WRITTEN INSTRUCTION »
Would you write out the entries below, every one of them, exactly?

MATERIAL SHOWN »
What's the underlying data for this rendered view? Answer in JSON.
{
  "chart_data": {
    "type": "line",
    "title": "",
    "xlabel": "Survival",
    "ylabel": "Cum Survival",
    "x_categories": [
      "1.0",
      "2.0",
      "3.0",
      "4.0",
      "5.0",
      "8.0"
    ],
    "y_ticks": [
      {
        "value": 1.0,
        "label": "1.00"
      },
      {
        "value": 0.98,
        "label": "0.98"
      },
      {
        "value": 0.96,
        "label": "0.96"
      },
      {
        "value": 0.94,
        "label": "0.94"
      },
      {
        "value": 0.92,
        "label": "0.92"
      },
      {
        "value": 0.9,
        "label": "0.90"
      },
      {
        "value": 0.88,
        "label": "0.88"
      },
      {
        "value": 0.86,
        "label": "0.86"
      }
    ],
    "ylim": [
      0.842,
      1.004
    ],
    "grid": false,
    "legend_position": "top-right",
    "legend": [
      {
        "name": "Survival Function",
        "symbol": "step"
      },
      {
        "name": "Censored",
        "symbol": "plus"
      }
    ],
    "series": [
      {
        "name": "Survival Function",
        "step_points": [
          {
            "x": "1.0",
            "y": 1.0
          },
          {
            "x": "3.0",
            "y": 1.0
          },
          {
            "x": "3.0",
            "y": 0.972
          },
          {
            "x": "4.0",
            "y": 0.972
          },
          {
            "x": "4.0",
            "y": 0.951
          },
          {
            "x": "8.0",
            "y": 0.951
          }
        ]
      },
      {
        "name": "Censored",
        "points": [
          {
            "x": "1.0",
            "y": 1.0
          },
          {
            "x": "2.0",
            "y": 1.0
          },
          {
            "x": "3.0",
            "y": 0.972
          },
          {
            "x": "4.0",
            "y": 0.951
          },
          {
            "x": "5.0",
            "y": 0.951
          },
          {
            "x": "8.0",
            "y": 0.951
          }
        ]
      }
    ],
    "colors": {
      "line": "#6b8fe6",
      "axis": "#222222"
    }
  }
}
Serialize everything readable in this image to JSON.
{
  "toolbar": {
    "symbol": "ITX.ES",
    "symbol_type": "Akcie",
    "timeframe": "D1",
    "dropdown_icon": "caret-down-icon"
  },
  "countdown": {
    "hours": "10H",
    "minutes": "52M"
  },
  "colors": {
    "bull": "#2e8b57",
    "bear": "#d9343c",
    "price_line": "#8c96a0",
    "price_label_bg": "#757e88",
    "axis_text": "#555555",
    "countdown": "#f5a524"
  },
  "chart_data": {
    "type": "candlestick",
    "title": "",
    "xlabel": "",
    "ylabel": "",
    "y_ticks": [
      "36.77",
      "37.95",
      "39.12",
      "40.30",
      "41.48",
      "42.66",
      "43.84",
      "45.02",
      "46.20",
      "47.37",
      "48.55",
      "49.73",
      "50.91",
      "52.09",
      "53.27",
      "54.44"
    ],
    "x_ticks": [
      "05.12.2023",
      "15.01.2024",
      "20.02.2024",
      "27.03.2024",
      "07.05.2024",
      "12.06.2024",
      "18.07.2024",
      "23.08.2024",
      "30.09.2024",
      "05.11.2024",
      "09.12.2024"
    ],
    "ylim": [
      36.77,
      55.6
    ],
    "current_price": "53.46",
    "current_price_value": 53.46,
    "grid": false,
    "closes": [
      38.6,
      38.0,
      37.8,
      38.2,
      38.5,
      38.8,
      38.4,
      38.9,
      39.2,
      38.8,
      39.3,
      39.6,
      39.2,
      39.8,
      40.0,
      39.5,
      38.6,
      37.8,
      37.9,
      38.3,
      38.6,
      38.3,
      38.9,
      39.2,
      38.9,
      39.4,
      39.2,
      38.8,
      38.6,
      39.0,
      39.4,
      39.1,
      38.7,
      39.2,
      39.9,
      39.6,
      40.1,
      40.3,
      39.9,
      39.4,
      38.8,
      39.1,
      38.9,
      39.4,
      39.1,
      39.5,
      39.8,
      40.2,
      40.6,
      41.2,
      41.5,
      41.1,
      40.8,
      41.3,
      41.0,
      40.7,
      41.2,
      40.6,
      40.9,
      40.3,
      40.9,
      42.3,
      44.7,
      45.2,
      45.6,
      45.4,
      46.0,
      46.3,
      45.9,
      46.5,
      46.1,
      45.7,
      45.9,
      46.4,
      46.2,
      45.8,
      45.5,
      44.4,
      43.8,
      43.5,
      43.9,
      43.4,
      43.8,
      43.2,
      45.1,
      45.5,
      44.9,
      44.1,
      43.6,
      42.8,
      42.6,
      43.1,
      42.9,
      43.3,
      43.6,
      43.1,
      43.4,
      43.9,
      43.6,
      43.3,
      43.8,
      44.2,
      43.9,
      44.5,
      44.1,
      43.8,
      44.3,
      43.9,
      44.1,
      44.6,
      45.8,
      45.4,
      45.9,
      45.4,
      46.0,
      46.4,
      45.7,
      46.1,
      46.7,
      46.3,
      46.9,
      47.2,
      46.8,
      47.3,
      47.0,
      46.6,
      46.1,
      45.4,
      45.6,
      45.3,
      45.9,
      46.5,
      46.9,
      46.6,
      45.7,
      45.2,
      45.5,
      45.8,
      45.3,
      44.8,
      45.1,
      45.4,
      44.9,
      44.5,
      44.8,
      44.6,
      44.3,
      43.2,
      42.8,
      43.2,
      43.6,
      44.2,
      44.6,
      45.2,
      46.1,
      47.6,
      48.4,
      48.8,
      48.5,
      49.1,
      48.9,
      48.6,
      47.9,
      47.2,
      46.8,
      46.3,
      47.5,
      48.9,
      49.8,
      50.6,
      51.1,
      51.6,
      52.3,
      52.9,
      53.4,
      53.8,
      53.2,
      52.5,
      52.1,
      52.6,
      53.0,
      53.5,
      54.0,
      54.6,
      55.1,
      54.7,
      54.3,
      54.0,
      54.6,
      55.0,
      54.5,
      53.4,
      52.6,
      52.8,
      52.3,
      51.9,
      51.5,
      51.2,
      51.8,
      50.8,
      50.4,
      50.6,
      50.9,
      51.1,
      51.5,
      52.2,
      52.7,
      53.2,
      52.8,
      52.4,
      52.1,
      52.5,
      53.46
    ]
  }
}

SOLUTION »
What's the underlying data for this rendered view? Answer in JSON.
{
  "chart_data": {
    "type": "line",
    "title": "",
    "xlabel": "Survival",
    "ylabel": "Cum Survival",
    "x_categories": [
      "1.0",
      "2.0",
      "3.0",
      "4.0",
      "5.0",
      "8.0"
    ],
    "y_ticks": [
      {
        "value": 1.0,
        "label": "1.00"
      },
      {
        "value": 0.98,
        "label": "0.98"
      },
      {
        "value": 0.96,
        "label": "0.96"
      },
      {
        "value": 0.94,
        "label": "0.94"
      },
      {
        "value": 0.92,
        "label": "0.92"
      },
      {
        "value": 0.9,
        "label": "0.90"
      },
      {
        "value": 0.88,
        "label": "0.88"
      },
      {
        "value": 0.86,
        "label": "0.86"
      }
    ],
    "ylim": [
      0.842,
      1.004
    ],
    "grid": false,
    "legend_position": "top-right",
    "legend": [
      {
        "name": "Survival Function",
        "symbol": "step"
      },
      {
        "name": "Censored",
        "symbol": "plus"
      }
    ],
    "series": [
      {
        "name": "Survival Function",
        "step_points": [
          {
            "x": "1.0",
            "y": 1.0
          },
          {
            "x": "3.0",
            "y": 1.0
          },
          {
            "x": "3.0",
            "y": 0.972
          },
          {
            "x": "4.0",
            "y": 0.972
          },
          {
            "x": "4.0",
            "y": 0.951
          },
          {
            "x": "8.0",
            "y": 0.951
          }
        ]
      },
      {
        "name": "Censored",
        "points": [
          {
            "x": "1.0",
            "y": 1.0
          },
          {
            "x": "2.0",
            "y": 1.0
          },
          {
            "x": "3.0",
            "y": 0.972
          },
          {
            "x": "4.0",
            "y": 0.951
          },
          {
            "x": "5.0",
            "y": 0.951
          },
          {
            "x": "8.0",
            "y": 0.951
          }
        ]
      }
    ],
    "colors": {
      "line": "#6b8fe6",
      "axis": "#222222"
    }
  }
}
Serialize everything readable in this image to JSON.
{
  "toolbar": {
    "symbol": "ITX.ES",
    "symbol_type": "Akcie",
    "timeframe": "D1",
    "dropdown_icon": "caret-down-icon"
  },
  "countdown": {
    "hours": "10H",
    "minutes": "52M"
  },
  "colors": {
    "bull": "#2e8b57",
    "bear": "#d9343c",
    "price_line": "#8c96a0",
    "price_label_bg": "#757e88",
    "axis_text": "#555555",
    "countdown": "#f5a524"
  },
  "chart_data": {
    "type": "candlestick",
    "title": "",
    "xlabel": "",
    "ylabel": "",
    "y_ticks": [
      "36.77",
      "37.95",
      "39.12",
      "40.30",
      "41.48",
      "42.66",
      "43.84",
      "45.02",
      "46.20",
      "47.37",
      "48.55",
      "49.73",
      "50.91",
      "52.09",
      "53.27",
      "54.44"
    ],
    "x_ticks": [
      "05.12.2023",
      "15.01.2024",
      "20.02.2024",
      "27.03.2024",
      "07.05.2024",
      "12.06.2024",
      "18.07.2024",
      "23.08.2024",
      "30.09.2024",
      "05.11.2024",
      "09.12.2024"
    ],
    "ylim": [
      36.77,
      55.6
    ],
    "current_price": "53.46",
    "current_price_value": 53.46,
    "grid": false,
    "closes": [
      38.6,
      38.0,
      37.8,
      38.2,
      38.5,
      38.8,
      38.4,
      38.9,
      39.2,
      38.8,
      39.3,
      39.6,
      39.2,
      39.8,
      40.0,
      39.5,
      38.6,
      37.8,
      37.9,
      38.3,
      38.6,
      38.3,
      38.9,
      39.2,
      38.9,
      39.4,
      39.2,
      38.8,
      38.6,
      39.0,
      39.4,
      39.1,
      38.7,
      39.2,
      39.9,
      39.6,
      40.1,
      40.3,
      39.9,
      39.4,
      38.8,
      39.1,
      38.9,
      39.4,
      39.1,
      39.5,
      39.8,
      40.2,
      40.6,
      41.2,
      41.5,
      41.1,
      40.8,
      41.3,
      41.0,
      40.7,
      41.2,
      40.6,
      40.9,
      40.3,
      40.9,
      42.3,
      44.7,
      45.2,
      45.6,
      45.4,
      46.0,
      46.3,
      45.9,
      46.5,
      46.1,
      45.7,
      45.9,
      46.4,
      46.2,
      45.8,
      45.5,
      44.4,
      43.8,
      43.5,
      43.9,
      43.4,
      43.8,
      43.2,
      45.1,
      45.5,
      44.9,
      44.1,
      43.6,
      42.8,
      42.6,
      43.1,
      42.9,
      43.3,
      43.6,
      43.1,
      43.4,
      43.9,
      43.6,
      43.3,
      43.8,
      44.2,
      43.9,
      44.5,
      44.1,
      43.8,
      44.3,
      43.9,
      44.1,
      44.6,
      45.8,
      45.4,
      45.9,
      45.4,
      46.0,
      46.4,
      45.7,
      46.1,
      46.7,
      46.3,
      46.9,
      47.2,
      46.8,
      47.3,
      47.0,
      46.6,
      46.1,
      45.4,
      45.6,
      45.3,
      45.9,
      46.5,
      46.9,
      46.6,
      45.7,
      45.2,
      45.5,
      45.8,
      45.3,
      44.8,
      45.1,
      45.4,
      44.9,
      44.5,
      44.8,
      44.6,
      44.3,
      43.2,
      42.8,
      43.2,
      43.6,
      44.2,
      44.6,
      45.2,
      46.1,
      47.6,
      48.4,
      48.8,
      48.5,
      49.1,
      48.9,
      48.6,
      47.9,
      47.2,
      46.8,
      46.3,
      47.5,
      48.9,
      49.8,
      50.6,
      51.1,
      51.6,
      52.3,
      52.9,
      53.4,
      53.8,
      53.2,
      52.5,
      52.1,
      52.6,
      53.0,
      53.5,
      54.0,
      54.6,
      55.1,
      54.7,
      54.3,
      54.0,
      54.6,
      55.0,
      54.5,
      53.4,
      52.6,
      52.8,
      52.3,
      51.9,
      51.5,
      51.2,
      51.8,
      50.8,
      50.4,
      50.6,
      50.9,
      51.1,
      51.5,
      52.2,
      52.7,
      53.2,
      52.8,
      52.4,
      52.1,
      52.5,
      53.46
    ]
  }
}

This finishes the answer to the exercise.